[start Dataset rows]

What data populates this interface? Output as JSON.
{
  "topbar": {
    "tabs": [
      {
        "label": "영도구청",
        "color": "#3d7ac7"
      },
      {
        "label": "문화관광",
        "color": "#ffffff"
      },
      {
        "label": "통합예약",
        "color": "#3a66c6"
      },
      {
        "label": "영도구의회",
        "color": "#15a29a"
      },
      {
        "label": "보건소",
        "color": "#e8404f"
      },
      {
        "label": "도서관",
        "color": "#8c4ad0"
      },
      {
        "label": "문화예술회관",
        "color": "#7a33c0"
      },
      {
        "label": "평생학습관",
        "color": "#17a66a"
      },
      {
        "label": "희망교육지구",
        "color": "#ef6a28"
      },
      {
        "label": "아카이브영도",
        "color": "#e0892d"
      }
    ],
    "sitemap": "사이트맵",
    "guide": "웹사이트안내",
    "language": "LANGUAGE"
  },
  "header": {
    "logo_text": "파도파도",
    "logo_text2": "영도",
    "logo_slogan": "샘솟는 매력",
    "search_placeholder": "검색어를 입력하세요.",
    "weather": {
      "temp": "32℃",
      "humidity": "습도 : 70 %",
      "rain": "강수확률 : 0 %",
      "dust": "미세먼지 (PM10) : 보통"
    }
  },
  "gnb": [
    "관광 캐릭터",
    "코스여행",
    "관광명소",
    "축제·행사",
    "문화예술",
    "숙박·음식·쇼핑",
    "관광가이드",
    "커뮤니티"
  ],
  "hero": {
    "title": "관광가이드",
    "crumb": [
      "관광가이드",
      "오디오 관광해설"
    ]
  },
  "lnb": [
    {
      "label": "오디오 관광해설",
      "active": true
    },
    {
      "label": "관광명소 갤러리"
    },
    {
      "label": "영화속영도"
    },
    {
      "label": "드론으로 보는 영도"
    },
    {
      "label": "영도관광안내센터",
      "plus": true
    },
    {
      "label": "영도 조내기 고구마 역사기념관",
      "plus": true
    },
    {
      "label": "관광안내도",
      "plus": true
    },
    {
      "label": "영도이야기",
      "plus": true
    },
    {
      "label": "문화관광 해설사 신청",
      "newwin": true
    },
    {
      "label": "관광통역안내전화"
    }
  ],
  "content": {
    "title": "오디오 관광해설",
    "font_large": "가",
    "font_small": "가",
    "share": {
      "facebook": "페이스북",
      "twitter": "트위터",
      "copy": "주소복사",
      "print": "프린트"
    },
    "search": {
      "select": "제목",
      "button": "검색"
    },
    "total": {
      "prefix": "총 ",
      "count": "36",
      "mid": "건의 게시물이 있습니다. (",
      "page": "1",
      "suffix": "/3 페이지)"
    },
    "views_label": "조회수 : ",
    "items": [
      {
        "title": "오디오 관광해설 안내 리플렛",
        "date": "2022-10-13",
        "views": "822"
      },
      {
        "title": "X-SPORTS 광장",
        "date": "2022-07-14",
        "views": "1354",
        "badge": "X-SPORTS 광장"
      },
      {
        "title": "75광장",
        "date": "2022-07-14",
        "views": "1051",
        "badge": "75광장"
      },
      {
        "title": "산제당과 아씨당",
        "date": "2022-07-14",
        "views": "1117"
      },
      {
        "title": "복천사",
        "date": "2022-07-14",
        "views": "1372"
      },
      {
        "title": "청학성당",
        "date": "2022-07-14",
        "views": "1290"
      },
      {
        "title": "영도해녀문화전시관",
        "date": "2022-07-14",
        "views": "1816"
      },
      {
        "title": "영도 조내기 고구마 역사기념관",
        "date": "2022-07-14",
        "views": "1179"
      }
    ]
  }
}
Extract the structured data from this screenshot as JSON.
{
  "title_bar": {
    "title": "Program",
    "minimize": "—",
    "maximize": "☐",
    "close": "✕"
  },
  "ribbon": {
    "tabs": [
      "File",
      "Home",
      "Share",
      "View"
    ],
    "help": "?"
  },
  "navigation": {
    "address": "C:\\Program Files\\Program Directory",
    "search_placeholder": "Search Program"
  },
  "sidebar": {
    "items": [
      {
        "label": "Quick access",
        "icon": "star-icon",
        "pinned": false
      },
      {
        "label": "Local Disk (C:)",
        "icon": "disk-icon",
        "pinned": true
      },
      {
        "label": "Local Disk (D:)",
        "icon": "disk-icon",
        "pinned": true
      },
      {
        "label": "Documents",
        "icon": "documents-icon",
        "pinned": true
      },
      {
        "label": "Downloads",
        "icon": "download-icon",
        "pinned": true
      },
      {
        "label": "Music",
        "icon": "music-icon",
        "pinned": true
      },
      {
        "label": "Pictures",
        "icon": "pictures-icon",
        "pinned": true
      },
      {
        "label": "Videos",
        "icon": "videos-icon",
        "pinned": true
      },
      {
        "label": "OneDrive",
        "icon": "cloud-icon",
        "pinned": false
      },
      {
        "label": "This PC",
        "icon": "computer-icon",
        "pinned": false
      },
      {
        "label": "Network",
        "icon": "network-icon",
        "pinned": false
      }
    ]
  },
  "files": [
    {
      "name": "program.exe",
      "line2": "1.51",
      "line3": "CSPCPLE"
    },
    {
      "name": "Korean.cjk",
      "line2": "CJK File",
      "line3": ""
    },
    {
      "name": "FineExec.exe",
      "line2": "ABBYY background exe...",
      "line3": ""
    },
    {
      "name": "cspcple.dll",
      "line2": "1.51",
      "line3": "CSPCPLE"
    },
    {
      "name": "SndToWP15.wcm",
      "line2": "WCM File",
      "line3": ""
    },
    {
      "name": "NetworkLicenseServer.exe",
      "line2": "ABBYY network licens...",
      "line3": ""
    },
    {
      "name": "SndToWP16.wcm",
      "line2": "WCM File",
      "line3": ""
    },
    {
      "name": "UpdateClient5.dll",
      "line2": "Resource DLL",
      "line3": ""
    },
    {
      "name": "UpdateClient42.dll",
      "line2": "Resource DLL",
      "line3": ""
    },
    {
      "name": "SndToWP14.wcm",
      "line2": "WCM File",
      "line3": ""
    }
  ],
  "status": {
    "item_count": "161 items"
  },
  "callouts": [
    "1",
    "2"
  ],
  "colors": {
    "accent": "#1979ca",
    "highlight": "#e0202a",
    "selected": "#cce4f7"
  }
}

[end Dataset rows]

## Short task
Provide all the records again, word for word.

## Exercise response
What data populates this interface? Output as JSON.
{
  "topbar": {
    "tabs": [
      {
        "label": "영도구청",
        "color": "#3d7ac7"
      },
      {
        "label": "문화관광",
        "color": "#ffffff"
      },
      {
        "label": "통합예약",
        "color": "#3a66c6"
      },
      {
        "label": "영도구의회",
        "color": "#15a29a"
      },
      {
        "label": "보건소",
        "color": "#e8404f"
      },
      {
        "label": "도서관",
        "color": "#8c4ad0"
      },
      {
        "label": "문화예술회관",
        "color": "#7a33c0"
      },
      {
        "label": "평생학습관",
        "color": "#17a66a"
      },
      {
        "label": "희망교육지구",
        "color": "#ef6a28"
      },
      {
        "label": "아카이브영도",
        "color": "#e0892d"
      }
    ],
    "sitemap": "사이트맵",
    "guide": "웹사이트안내",
    "language": "LANGUAGE"
  },
  "header": {
    "logo_text": "파도파도",
    "logo_text2": "영도",
    "logo_slogan": "샘솟는 매력",
    "search_placeholder": "검색어를 입력하세요.",
    "weather": {
      "temp": "32℃",
      "humidity": "습도 : 70 %",
      "rain": "강수확률 : 0 %",
      "dust": "미세먼지 (PM10) : 보통"
    }
  },
  "gnb": [
    "관광 캐릭터",
    "코스여행",
    "관광명소",
    "축제·행사",
    "문화예술",
    "숙박·음식·쇼핑",
    "관광가이드",
    "커뮤니티"
  ],
  "hero": {
    "title": "관광가이드",
    "crumb": [
      "관광가이드",
      "오디오 관광해설"
    ]
  },
  "lnb": [
    {
      "label": "오디오 관광해설",
      "active": true
    },
    {
      "label": "관광명소 갤러리"
    },
    {
      "label": "영화속영도"
    },
    {
      "label": "드론으로 보는 영도"
    },
    {
      "label": "영도관광안내센터",
      "plus": true
    },
    {
      "label": "영도 조내기 고구마 역사기념관",
      "plus": true
    },
    {
      "label": "관광안내도",
      "plus": true
    },
    {
      "label": "영도이야기",
      "plus": true
    },
    {
      "label": "문화관광 해설사 신청",
      "newwin": true
    },
    {
      "label": "관광통역안내전화"
    }
  ],
  "content": {
    "title": "오디오 관광해설",
    "font_large": "가",
    "font_small": "가",
    "share": {
      "facebook": "페이스북",
      "twitter": "트위터",
      "copy": "주소복사",
      "print": "프린트"
    },
    "search": {
      "select": "제목",
      "button": "검색"
    },
    "total": {
      "prefix": "총 ",
      "count": "36",
      "mid": "건의 게시물이 있습니다. (",
      "page": "1",
      "suffix": "/3 페이지)"
    },
    "views_label": "조회수 : ",
    "items": [
      {
        "title": "오디오 관광해설 안내 리플렛",
        "date": "2022-10-13",
        "views": "822"
      },
      {
        "title": "X-SPORTS 광장",
        "date": "2022-07-14",
        "views": "1354",
        "badge": "X-SPORTS 광장"
      },
      {
        "title": "75광장",
        "date": "2022-07-14",
        "views": "1051",
        "badge": "75광장"
      },
      {
        "title": "산제당과 아씨당",
        "date": "2022-07-14",
        "views": "1117"
      },
      {
        "title": "복천사",
        "date": "2022-07-14",
        "views": "1372"
      },
      {
        "title": "청학성당",
        "date": "2022-07-14",
        "views": "1290"
      },
      {
        "title": "영도해녀문화전시관",
        "date": "2022-07-14",
        "views": "1816"
      },
      {
        "title": "영도 조내기 고구마 역사기념관",
        "date": "2022-07-14",
        "views": "1179"
      }
    ]
  }
}
Extract the structured data from this screenshot as JSON.
{
  "title_bar": {
    "title": "Program",
    "minimize": "—",
    "maximize": "☐",
    "close": "✕"
  },
  "ribbon": {
    "tabs": [
      "File",
      "Home",
      "Share",
      "View"
    ],
    "help": "?"
  },
  "navigation": {
    "address": "C:\\Program Files\\Program Directory",
    "search_placeholder": "Search Program"
  },
  "sidebar": {
    "items": [
      {
        "label": "Quick access",
        "icon": "star-icon",
        "pinned": false
      },
      {
        "label": "Local Disk (C:)",
        "icon": "disk-icon",
        "pinned": true
      },
      {
        "label": "Local Disk (D:)",
        "icon": "disk-icon",
        "pinned": true
      },
      {
        "label": "Documents",
        "icon": "documents-icon",
        "pinned": true
      },
      {
        "label": "Downloads",
        "icon": "download-icon",
        "pinned": true
      },
      {
        "label": "Music",
        "icon": "music-icon",
        "pinned": true
      },
      {
        "label": "Pictures",
        "icon": "pictures-icon",
        "pinned": true
      },
      {
        "label": "Videos",
        "icon": "videos-icon",
        "pinned": true
      },
      {
        "label": "OneDrive",
        "icon": "cloud-icon",
        "pinned": false
      },
      {
        "label": "This PC",
        "icon": "computer-icon",
        "pinned": false
      },
      {
        "label": "Network",
        "icon": "network-icon",
        "pinned": false
      }
    ]
  },
  "files": [
    {
      "name": "program.exe",
      "line2": "1.51",
      "line3": "CSPCPLE"
    },
    {
      "name": "Korean.cjk",
      "line2": "CJK File",
      "line3": ""
    },
    {
      "name": "FineExec.exe",
      "line2": "ABBYY background exe...",
      "line3": ""
    },
    {
      "name": "cspcple.dll",
      "line2": "1.51",
      "line3": "CSPCPLE"
    },
    {
      "name": "SndToWP15.wcm",
      "line2": "WCM File",
      "line3": ""
    },
    {
      "name": "NetworkLicenseServer.exe",
      "line2": "ABBYY network licens...",
      "line3": ""
    },
    {
      "name": "SndToWP16.wcm",
      "line2": "WCM File",
      "line3": ""
    },
    {
      "name": "UpdateClient5.dll",
      "line2": "Resource DLL",
      "line3": ""
    },
    {
      "name": "UpdateClient42.dll",
      "line2": "Resource DLL",
      "line3": ""
    },
    {
      "name": "SndToWP14.wcm",
      "line2": "WCM File",
      "line3": ""
    }
  ],
  "status": {
    "item_count": "161 items"
  },
  "callouts": [
    "1",
    "2"
  ],
  "colors": {
    "accent": "#1979ca",
    "highlight": "#e0202a",
    "selected": "#cce4f7"
  }
}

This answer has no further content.